Copy out the lines from the line with "Patent image size: (899, 1253)." to the line with "The signal conditioning", both included, with nothing else.

■ DATA ENTRIES:
▬▬▬▬▬▬

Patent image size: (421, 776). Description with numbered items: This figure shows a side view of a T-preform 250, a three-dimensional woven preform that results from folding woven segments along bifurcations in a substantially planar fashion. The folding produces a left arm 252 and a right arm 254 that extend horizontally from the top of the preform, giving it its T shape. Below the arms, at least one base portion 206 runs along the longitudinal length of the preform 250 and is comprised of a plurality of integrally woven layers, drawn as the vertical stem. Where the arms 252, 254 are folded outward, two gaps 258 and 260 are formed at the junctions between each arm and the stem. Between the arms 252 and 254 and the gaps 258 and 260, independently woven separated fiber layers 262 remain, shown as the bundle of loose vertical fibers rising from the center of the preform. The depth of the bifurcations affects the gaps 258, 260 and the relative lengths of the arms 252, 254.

▬▬▬▬▬▬

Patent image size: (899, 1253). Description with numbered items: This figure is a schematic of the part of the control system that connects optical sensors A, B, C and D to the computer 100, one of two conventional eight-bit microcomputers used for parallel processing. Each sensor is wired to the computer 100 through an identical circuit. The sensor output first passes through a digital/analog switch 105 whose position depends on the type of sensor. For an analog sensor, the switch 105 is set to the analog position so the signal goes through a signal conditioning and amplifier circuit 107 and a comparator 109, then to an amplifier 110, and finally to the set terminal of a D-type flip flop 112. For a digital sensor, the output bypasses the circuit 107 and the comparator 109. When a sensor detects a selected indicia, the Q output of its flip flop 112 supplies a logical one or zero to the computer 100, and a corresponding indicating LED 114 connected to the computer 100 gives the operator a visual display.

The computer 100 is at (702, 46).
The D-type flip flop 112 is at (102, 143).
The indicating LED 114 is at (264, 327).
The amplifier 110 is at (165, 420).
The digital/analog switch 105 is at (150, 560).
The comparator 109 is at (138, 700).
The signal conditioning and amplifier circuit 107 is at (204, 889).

▬▬▬▬▬▬

■ WORKED SOLUTION:
Patent image size: (899, 1253). Description with numbered items: This figure is a schematic of the part of the control system that connects optical sensors A, B, C and D to the computer 100, one of two conventional eight-bit microcomputers used for parallel processing. Each sensor is wired to the computer 100 through an identical circuit. The sensor output first passes through a digital/analog switch 105 whose position depends on the type of sensor. For an analog sensor, the switch 105 is set to the analog position so the signal goes through a signal conditioning and amplifier circuit 107 and a comparator 109, then to an amplifier 110, and finally to the set terminal of a D-type flip flop 112. For a digital sensor, the output bypasses the circuit 107 and the comparator 109. When a sensor detects a selected indicia, the Q output of its flip flop 112 supplies a logical one or zero to the computer 100, and a corresponding indicating LED 114 connected to the computer 100 gives the operator a visual display.

The computer 100 is at (702, 46).
The D-type flip flop 112 is at (102, 143).
The indicating LED 114 is at (264, 327).
The amplifier 110 is at (165, 420).
The digital/analog switch 105 is at (150, 560).
The comparator 109 is at (138, 700).
The signal conditioning and amplifier circuit 107 is at (204, 889).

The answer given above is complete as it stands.